- [GIVEN PROBLEM]
Write out again, unchanged, the part of the entries that opens with the line containing "avatar[interactable] [1035,14,1075,54]" and closes with the line containing "globe-icon [872,749,888,765]", including both of those lines.

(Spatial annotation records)
━━━━
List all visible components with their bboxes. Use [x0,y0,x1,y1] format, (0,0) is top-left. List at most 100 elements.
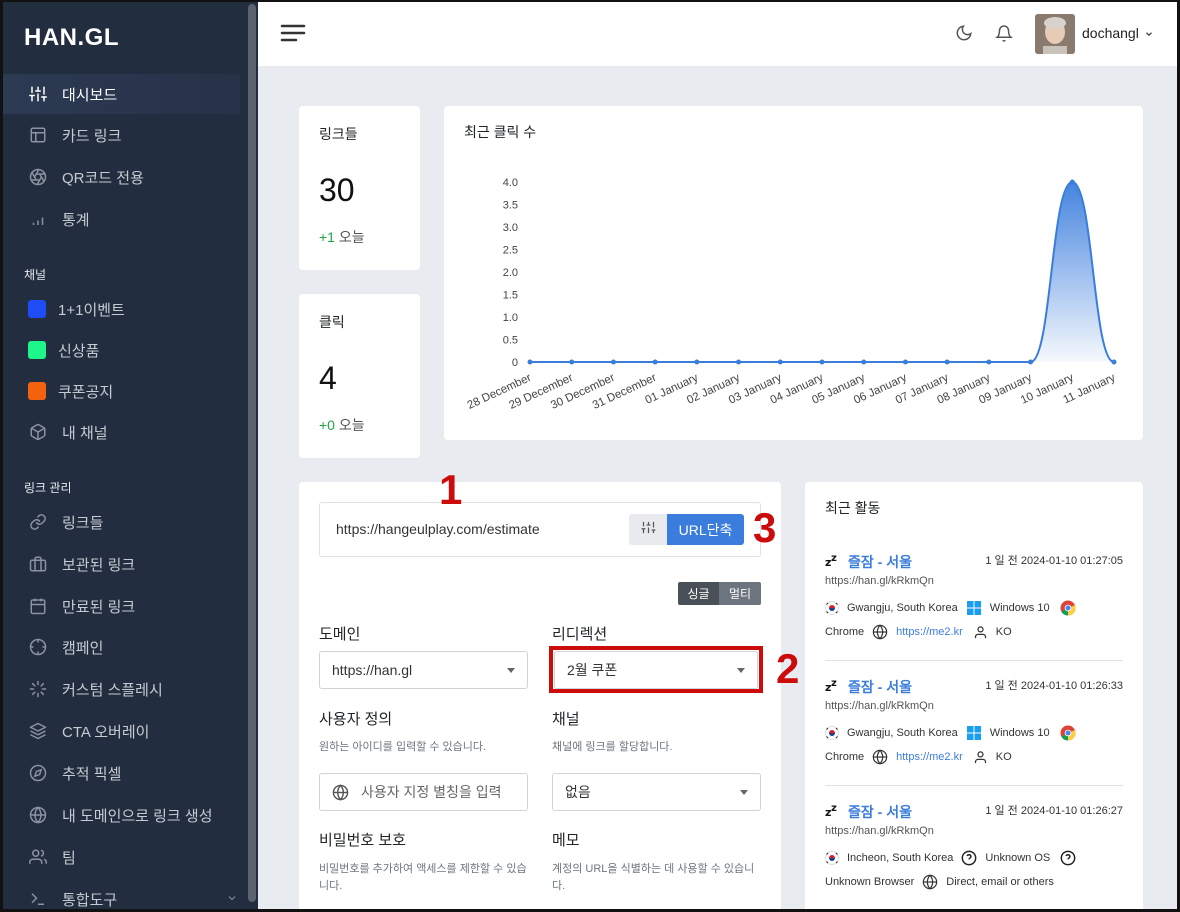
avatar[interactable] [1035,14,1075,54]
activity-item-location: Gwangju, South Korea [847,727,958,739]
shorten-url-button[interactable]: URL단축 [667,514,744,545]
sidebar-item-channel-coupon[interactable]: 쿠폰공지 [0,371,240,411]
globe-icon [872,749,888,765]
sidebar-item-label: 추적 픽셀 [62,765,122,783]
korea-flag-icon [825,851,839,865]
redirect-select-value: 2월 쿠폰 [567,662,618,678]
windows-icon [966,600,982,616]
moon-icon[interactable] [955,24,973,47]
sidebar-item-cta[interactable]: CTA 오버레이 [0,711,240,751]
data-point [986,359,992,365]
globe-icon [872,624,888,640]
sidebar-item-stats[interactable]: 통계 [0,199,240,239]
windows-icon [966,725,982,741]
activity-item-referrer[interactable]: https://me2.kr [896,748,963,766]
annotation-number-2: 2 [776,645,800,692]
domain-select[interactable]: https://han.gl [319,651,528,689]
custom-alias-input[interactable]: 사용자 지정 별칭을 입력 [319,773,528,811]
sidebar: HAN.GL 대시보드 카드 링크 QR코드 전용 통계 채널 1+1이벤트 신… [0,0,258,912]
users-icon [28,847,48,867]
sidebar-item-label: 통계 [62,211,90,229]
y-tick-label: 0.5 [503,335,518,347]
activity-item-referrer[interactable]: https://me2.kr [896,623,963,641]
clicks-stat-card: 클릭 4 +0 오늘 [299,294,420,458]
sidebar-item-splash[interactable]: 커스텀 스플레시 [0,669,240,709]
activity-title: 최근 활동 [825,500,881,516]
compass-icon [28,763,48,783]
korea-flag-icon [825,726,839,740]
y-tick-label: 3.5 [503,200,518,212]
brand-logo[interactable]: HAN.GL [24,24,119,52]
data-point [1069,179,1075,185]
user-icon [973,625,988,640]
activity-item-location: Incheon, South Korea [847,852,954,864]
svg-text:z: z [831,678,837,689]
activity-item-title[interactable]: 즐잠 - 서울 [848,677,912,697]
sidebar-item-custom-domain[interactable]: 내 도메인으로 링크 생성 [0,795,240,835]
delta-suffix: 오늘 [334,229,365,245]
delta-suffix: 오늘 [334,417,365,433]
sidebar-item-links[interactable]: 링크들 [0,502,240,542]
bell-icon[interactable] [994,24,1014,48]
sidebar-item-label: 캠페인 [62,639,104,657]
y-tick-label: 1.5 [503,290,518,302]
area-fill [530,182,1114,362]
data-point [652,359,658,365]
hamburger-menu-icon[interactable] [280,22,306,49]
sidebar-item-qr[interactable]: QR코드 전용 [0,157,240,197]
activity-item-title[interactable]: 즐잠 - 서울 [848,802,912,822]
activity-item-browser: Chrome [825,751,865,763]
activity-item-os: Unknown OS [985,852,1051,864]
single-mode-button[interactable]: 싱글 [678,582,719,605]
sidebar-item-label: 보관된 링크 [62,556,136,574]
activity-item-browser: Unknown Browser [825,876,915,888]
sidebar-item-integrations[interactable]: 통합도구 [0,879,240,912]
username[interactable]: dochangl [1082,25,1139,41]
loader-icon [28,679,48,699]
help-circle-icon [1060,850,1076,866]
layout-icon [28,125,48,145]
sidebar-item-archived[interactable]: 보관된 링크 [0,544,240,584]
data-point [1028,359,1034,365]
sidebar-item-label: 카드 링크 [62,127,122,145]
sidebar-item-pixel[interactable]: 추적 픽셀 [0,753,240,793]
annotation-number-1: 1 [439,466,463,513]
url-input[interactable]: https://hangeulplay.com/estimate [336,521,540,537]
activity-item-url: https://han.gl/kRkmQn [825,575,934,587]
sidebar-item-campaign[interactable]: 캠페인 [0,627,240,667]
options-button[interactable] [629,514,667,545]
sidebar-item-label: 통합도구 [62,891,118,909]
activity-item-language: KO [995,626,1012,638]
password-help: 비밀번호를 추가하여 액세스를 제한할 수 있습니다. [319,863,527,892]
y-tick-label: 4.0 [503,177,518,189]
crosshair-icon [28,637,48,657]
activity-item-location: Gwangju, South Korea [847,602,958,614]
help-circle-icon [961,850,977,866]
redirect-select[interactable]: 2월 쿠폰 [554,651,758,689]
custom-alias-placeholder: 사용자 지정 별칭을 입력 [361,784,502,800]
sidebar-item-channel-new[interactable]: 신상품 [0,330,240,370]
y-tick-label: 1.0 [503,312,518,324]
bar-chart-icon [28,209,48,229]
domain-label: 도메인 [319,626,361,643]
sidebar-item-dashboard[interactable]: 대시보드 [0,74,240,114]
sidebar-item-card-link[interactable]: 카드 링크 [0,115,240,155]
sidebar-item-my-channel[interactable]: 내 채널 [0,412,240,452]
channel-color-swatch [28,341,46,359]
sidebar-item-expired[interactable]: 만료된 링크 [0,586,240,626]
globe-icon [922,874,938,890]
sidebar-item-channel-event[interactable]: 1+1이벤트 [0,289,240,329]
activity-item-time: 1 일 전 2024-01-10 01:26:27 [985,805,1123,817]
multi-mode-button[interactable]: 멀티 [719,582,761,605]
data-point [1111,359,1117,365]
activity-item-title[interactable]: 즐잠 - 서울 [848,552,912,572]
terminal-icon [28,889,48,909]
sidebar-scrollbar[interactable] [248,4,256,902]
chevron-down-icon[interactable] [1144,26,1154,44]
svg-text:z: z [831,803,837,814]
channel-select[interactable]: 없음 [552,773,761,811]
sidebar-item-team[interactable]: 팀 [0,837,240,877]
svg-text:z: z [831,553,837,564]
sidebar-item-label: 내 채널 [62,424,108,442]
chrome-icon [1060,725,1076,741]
━━━━
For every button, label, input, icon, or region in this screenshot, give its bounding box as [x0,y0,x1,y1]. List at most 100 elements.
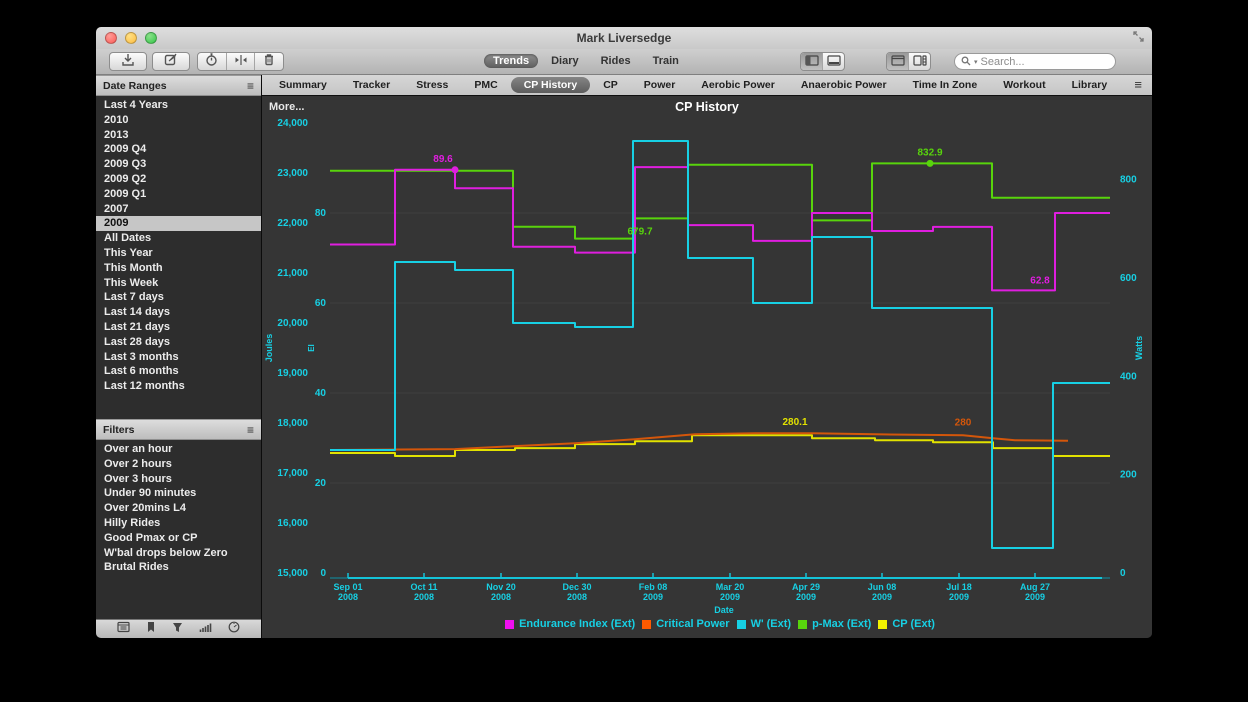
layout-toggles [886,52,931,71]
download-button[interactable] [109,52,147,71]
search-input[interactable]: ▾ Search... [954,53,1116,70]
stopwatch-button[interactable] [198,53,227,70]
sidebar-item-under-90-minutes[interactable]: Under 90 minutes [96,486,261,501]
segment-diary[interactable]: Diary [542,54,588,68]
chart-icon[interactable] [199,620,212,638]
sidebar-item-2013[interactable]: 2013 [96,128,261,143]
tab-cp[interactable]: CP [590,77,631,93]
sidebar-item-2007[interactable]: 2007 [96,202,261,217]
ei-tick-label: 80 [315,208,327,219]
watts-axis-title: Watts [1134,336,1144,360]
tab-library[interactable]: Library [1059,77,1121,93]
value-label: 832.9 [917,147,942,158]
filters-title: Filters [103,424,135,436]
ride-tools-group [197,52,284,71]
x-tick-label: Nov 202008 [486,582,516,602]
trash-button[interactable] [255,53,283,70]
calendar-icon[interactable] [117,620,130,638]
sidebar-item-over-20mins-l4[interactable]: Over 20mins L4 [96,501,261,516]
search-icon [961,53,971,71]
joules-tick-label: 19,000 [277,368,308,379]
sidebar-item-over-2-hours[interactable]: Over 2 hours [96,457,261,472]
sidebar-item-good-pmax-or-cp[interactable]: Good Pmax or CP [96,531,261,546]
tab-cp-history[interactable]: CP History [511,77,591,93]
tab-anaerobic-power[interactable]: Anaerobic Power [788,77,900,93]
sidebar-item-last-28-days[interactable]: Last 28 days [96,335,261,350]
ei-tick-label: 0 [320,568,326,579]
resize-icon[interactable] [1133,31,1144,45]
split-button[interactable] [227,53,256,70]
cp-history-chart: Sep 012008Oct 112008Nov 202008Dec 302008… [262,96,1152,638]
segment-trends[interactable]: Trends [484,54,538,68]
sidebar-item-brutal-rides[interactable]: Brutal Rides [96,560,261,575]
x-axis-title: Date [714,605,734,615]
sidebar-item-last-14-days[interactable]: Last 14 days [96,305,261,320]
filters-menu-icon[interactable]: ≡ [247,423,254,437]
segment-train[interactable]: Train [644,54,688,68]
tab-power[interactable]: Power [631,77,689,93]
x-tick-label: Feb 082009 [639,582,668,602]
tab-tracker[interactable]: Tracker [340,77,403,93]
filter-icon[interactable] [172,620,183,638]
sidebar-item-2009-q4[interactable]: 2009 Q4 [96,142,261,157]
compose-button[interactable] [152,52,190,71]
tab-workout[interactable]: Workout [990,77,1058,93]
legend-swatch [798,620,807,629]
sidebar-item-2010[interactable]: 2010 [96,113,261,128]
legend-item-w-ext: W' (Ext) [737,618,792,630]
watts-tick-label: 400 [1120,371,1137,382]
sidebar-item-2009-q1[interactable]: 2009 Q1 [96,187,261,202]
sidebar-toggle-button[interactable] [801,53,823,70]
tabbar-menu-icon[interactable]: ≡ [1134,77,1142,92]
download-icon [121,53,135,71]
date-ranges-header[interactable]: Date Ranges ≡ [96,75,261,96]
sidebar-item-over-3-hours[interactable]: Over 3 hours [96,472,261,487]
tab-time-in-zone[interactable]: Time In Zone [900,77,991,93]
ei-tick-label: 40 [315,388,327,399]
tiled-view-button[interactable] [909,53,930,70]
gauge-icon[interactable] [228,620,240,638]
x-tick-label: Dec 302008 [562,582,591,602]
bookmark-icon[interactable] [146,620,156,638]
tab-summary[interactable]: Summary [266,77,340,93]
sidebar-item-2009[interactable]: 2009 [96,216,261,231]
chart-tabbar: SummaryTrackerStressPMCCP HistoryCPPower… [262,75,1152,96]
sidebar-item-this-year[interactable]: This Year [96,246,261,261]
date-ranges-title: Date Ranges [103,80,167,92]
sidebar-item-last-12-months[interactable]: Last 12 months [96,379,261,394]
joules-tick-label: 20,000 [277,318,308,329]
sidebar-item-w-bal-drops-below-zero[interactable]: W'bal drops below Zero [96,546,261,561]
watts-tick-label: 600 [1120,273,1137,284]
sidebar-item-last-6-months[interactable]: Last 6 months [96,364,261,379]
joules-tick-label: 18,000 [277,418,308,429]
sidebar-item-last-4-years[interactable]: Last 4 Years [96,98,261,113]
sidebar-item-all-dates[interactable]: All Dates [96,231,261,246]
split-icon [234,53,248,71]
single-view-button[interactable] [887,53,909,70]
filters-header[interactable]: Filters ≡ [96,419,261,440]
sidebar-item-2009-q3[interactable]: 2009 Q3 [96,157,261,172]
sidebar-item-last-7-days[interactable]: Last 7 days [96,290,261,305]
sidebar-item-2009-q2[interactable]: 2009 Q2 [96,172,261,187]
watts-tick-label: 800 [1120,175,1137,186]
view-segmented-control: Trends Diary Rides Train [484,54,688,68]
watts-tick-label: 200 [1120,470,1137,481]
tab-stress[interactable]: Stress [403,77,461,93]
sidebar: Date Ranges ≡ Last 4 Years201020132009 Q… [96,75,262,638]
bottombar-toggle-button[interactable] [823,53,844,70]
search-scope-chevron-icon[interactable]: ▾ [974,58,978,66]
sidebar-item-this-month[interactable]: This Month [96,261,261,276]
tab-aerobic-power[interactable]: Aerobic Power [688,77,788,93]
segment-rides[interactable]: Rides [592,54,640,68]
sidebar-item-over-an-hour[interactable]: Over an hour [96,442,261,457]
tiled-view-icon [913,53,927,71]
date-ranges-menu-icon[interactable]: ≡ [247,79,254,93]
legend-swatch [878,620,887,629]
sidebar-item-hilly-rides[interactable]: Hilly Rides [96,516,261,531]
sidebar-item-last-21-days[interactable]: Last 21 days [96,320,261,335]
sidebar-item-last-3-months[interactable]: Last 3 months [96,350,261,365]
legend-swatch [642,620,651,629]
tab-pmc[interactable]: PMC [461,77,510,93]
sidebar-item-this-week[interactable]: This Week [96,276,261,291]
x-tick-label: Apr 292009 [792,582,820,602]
━━━━
- [FULL ANSWER]
avatar[interactable] [1035,14,1075,54]
activity-item-location: Gwangju, South Korea [847,727,958,739]
shorten-url-button[interactable]: URL단축 [667,514,744,545]
sidebar-item-channel-coupon[interactable]: 쿠폰공지 [0,371,240,411]
globe-icon [872,749,888,765]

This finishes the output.